* [摘录内容]
C.3:01:00(-1) solved by zcz

用四个变量维护当前棋子的最左边,最右边,最上边,最下边

由八皇后棋子摆法的特性可知 只有同时存在于最左(右)和最上(下)的棋子才有可能重叠。

与此同时用两个变量表示棋盘的移动代替棋子的移动

当询问!的时候,判断每两个边界重合部分有多少点

当询问?的时候,如果点在边界上,则横纵坐标和边界相同,否则往棋盘相反的方向移动(不在边界上表示还未接触过棋盘的边界,因此每次移动都是K步不存在碰撞)

#include<iostream>
#include<cstring>
#include<cstdio>
#include<algorithm>
#include<cmath>
using namespace std;

struct Point
{
    int x,y,flag;
};

Point p[300005];
int n,m;
int C[5];

int a[300005],b[300005];
int L,R,U,D,l,r,u,d,tl,tr,tu,td,DX,DY;
int yin[10];
long long C2(long long a)
{
    return a*(a-1)/2;
}


int main()
{
    yin[3]=1;
    yin[8]=2;
    yin[4]=3;
    yin[6]=4;
    int T;
    cin>>T;
    while(T--)
    {
        cin>>n>>m;
        for(int i=0;i<=4;i++)   C[i]=0;
        for(int i=1;i<=n;i++)
        {
            scanf("%d%d",&p[i].x,&p[i].y);
            int t=p[i].x;
            p[i].x=p[i].y;
            p[i].y=n-t+1;
            p[i].flag=0;
            if(p[i].x==n)
            {
                p[i].flag=1;
            }
            else if(p[i].x==1)
            {
                p[i].flag=2;
            }
            if(p[i].y==1)
            {
                C[yin[p[i].flag]*3]++;
                p[i].flag=3;
            }
            else if(p[i].y==n)
            {
                C[yin[p[i].flag*4]]++;
                p[i].flag=4;
            }
            a[p[i].x]=i;
            b[p[i].y]=i;
        }
        l=L=tl=1;
        r=R=tr=n;
        d=D=td=1;
        u=U=tu=n;
        DX=DY=0;
        char s[2];
        int k;
        int flag1=0,flag2=0;
        while(m--)
        {
            scanf("%s",s);
            if(s[0]=='D')

* [所给数据]
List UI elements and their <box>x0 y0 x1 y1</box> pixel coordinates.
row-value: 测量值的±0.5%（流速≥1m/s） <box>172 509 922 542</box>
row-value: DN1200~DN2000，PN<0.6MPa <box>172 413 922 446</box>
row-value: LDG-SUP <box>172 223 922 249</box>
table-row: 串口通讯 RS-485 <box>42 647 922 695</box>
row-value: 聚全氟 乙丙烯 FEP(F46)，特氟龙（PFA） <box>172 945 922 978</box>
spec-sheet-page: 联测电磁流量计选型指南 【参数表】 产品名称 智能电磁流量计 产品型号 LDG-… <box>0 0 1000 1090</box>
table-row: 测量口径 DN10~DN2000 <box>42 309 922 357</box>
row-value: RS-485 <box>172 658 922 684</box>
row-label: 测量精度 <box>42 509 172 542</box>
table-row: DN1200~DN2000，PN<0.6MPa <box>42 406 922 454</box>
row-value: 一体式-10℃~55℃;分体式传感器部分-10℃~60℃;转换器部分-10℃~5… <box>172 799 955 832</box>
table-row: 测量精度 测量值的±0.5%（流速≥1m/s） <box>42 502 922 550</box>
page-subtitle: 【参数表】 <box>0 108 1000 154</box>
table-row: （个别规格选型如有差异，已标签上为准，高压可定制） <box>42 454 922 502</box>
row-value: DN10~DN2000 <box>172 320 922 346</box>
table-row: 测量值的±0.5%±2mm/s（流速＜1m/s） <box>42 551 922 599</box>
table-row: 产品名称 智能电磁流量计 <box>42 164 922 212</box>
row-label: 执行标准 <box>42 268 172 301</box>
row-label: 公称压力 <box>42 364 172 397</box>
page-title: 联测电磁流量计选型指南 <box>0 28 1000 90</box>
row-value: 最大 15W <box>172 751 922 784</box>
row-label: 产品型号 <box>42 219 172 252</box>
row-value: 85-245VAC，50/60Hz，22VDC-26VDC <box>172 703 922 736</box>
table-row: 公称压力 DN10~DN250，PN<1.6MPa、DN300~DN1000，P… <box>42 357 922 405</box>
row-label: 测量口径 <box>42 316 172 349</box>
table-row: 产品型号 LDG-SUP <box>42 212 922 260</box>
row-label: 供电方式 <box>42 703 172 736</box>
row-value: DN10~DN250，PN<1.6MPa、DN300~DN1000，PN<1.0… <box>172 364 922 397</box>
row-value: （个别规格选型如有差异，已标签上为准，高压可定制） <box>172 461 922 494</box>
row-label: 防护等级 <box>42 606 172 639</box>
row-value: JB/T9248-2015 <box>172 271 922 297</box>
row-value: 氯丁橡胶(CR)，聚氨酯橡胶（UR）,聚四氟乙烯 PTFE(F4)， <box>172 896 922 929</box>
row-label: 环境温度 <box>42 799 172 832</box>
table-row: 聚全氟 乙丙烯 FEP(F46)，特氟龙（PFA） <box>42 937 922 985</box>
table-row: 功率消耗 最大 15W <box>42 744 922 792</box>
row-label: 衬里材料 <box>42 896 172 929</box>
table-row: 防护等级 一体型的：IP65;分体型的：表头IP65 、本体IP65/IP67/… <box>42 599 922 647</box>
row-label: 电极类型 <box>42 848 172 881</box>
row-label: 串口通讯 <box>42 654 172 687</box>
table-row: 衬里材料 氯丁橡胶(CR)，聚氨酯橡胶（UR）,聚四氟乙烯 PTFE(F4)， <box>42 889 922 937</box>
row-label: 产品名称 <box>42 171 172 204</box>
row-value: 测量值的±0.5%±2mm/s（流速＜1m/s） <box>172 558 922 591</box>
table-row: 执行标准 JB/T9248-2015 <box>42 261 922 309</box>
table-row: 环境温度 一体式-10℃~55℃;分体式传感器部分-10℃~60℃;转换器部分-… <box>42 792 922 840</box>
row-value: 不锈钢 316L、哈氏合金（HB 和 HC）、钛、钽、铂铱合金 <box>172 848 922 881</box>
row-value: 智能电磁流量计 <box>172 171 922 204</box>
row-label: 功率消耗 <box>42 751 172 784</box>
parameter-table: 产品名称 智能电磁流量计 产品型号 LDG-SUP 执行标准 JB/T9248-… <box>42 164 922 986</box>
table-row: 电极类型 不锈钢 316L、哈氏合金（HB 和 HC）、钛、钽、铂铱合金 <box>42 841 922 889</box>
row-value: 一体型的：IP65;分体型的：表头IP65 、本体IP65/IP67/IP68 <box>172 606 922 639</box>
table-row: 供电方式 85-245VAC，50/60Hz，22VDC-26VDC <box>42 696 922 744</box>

* [练习说明] 请改写摘录内容中以含有“用四个变量维护当前棋子的最左边,最右边,最上边,最下边”的语句开头、以“每次移动都是K步不存在碰撞)”结尾的部分,并把其中的“棋盘”全部换成“网格”。

* [结果]
用四个变量维护当前棋子的最左边,最右边,最上边,最下边

由八皇后棋子摆法的特性可知 只有同时存在于最左(右)和最上(下)的棋子才有可能重叠。

与此同时用两个变量表示网格的移动代替棋子的移动

当询问!的时候,判断每两个边界重合部分有多少点

当询问?的时候,如果点在边界上,则横纵坐标和边界相同,否则往网格相反的方向移动(不在边界上表示还未接触过网格的边界,因此每次移动都是K步不存在碰撞)